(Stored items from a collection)
╭──

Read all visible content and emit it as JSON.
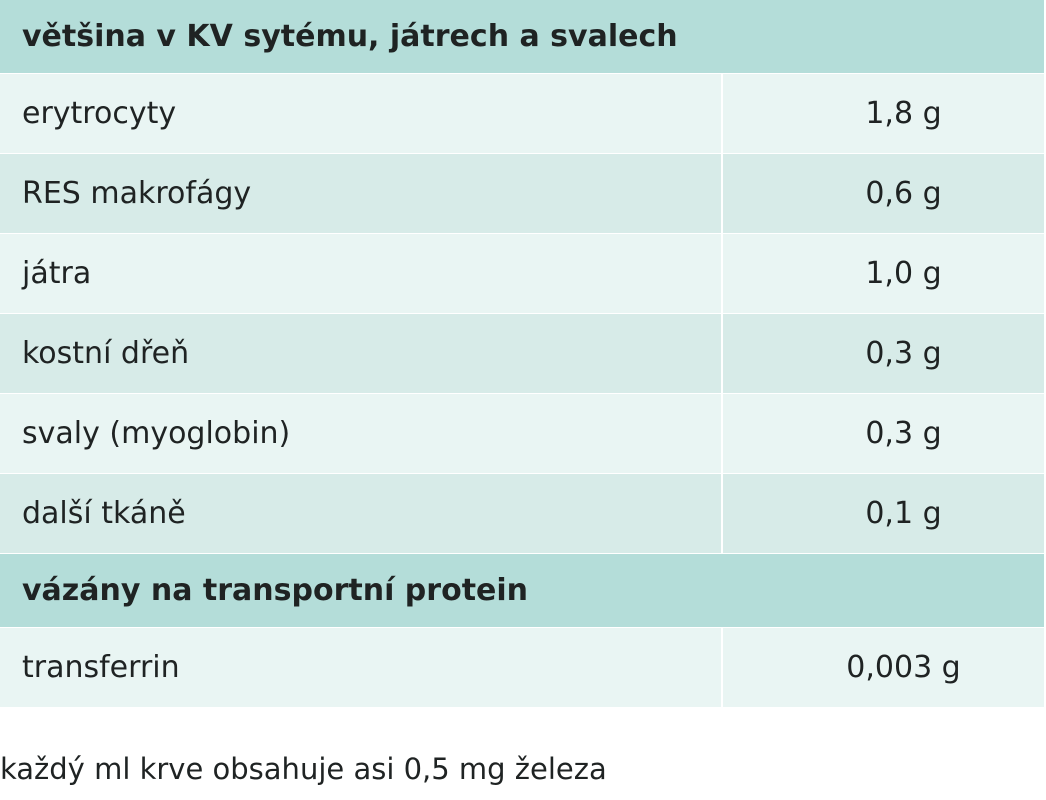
{
  "sections": [
    {
      "title": "většina v KV sytému, játrech a svalech",
      "rows": [
        {
          "label": "erytrocyty",
          "value": "1,8 g"
        },
        {
          "label": "RES makrofágy",
          "value": "0,6 g"
        },
        {
          "label": "játra",
          "value": "1,0 g"
        },
        {
          "label": "kostní dřeň",
          "value": "0,3 g"
        },
        {
          "label": "svaly (myoglobin)",
          "value": "0,3 g"
        },
        {
          "label": "další tkáně",
          "value": "0,1 g"
        }
      ]
    },
    {
      "title": "vázány na transportní protein",
      "rows": [
        {
          "label": "transferrin",
          "value": "0,003 g"
        }
      ]
    }
  ],
  "footnote": "každý ml krve obsahuje asi 0,5 mg železa",
  "colors": {
    "header_bg": "#b4ddd9",
    "row_light_bg": "#e9f5f3",
    "row_dark_bg": "#d7ebe8",
    "text": "#1f2323"
  }
}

╰──

* **Problem requirements**
Write out the records above in full and exactly, with no pictures.

* **Completed exercise**
Read all visible content and emit it as JSON.
{
  "sections": [
    {
      "title": "většina v KV sytému, játrech a svalech",
      "rows": [
        {
          "label": "erytrocyty",
          "value": "1,8 g"
        },
        {
          "label": "RES makrofágy",
          "value": "0,6 g"
        },
        {
          "label": "játra",
          "value": "1,0 g"
        },
        {
          "label": "kostní dřeň",
          "value": "0,3 g"
        },
        {
          "label": "svaly (myoglobin)",
          "value": "0,3 g"
        },
        {
          "label": "další tkáně",
          "value": "0,1 g"
        }
      ]
    },
    {
      "title": "vázány na transportní protein",
      "rows": [
        {
          "label": "transferrin",
          "value": "0,003 g"
        }
      ]
    }
  ],
  "footnote": "každý ml krve obsahuje asi 0,5 mg železa",
  "colors": {
    "header_bg": "#b4ddd9",
    "row_light_bg": "#e9f5f3",
    "row_dark_bg": "#d7ebe8",
    "text": "#1f2323"
  }
}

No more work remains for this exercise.